**SHORT EXERCISE**
Where the word "시험장소" occurs in a line, return that line.

**THE DATA**
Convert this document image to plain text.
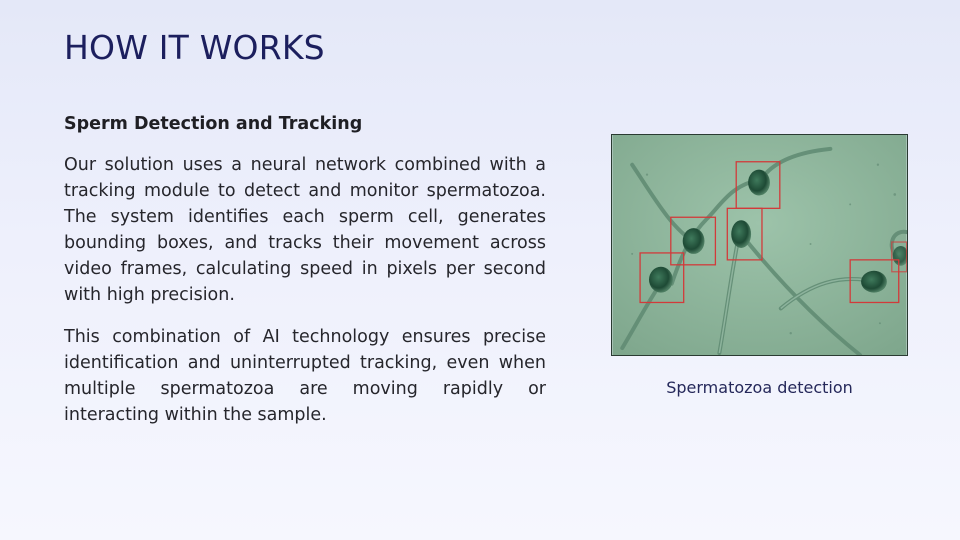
HOW IT WORKS
Sperm Detection and Tracking

Our solution uses a neural network combined with a tracking module to detect and monitor spermatozoa. The system identifies each sperm cell, generates bounding boxes, and tracks their movement across video frames, calculating speed in pixels per second with high precision.

This combination of AI technology ensures precise identification and uninterrupted tracking, even when multiple spermatozoa are moving rapidly or interacting within the sample.

Spermatozoa detection
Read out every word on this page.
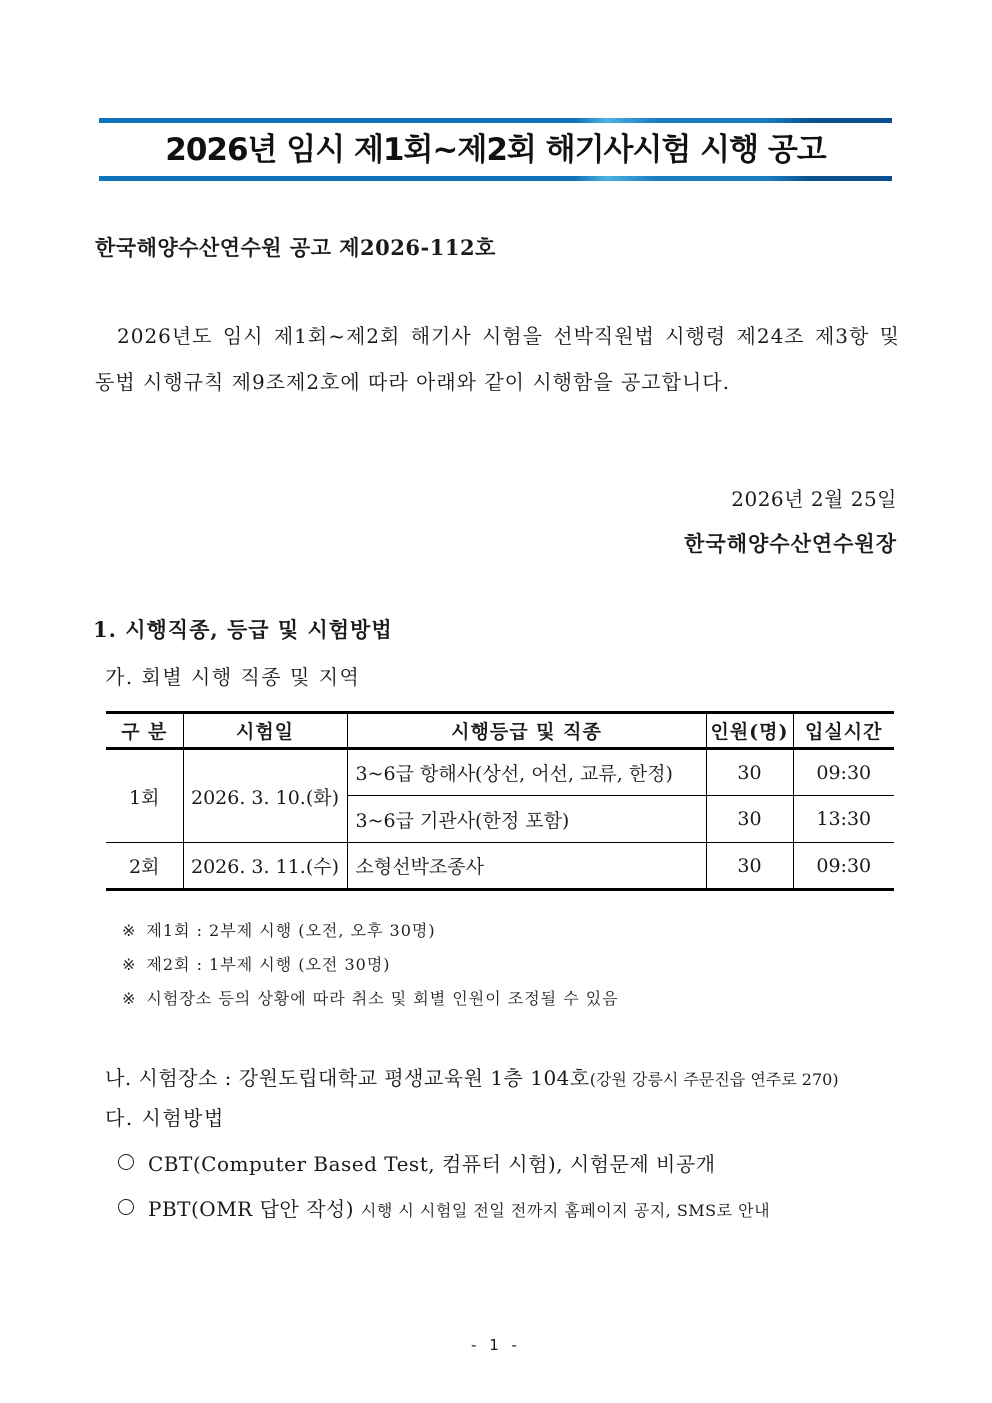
2026년 임시 제1회~제2회 해기사시험 시행 공고
한국해양수산연수원 공고 제2026-112호
2026년도 임시 제1회~제2회 해기사 시험을 선박직원법 시행령 제24조 제3항 및 동법 시행규칙 제9조제2호에 따라 아래와 같이 시행함을 공고합니다.
2026년 2월 25일
한국해양수산연수원장
1. 시행직종, 등급 및 시험방법
가. 회별 시행 직종 및 지역
구 분	시험일	시행등급 및 직종	인원(명)	입실시간
1회	2026. 3. 10.(화)	3~6급 항해사(상선, 어선, 교류, 한정)	30	09:30
		3~6급 기관사(한정 포함)	30	13:30
2회	2026. 3. 11.(수)	소형선박조종사	30	09:30
※ 제1회 : 2부제 시행 (오전, 오후 30명)
※ 제2회 : 1부제 시행 (오전 30명)
※ 시험장소 등의 상황에 따라 취소 및 회별 인원이 조정될 수 있음
나. 시험장소 : 강원도립대학교 평생교육원 1층 104호(강원 강릉시 주문진읍 연주로 270)
다. 시험방법
CBT(Computer Based Test, 컴퓨터 시험), 시험문제 비공개
PBT(OMR 답안 작성) 시행 시 시험일 전일 전까지 홈페이지 공지, SMS로 안내
- 1 -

**RESULT BELOW**
※ 시험장소 등의 상황에 따라 취소 및 회별 인원이 조정될 수 있음
나. 시험장소 : 강원도립대학교 평생교육원 1층 104호(강원 강릉시 주문진읍 연주로 270)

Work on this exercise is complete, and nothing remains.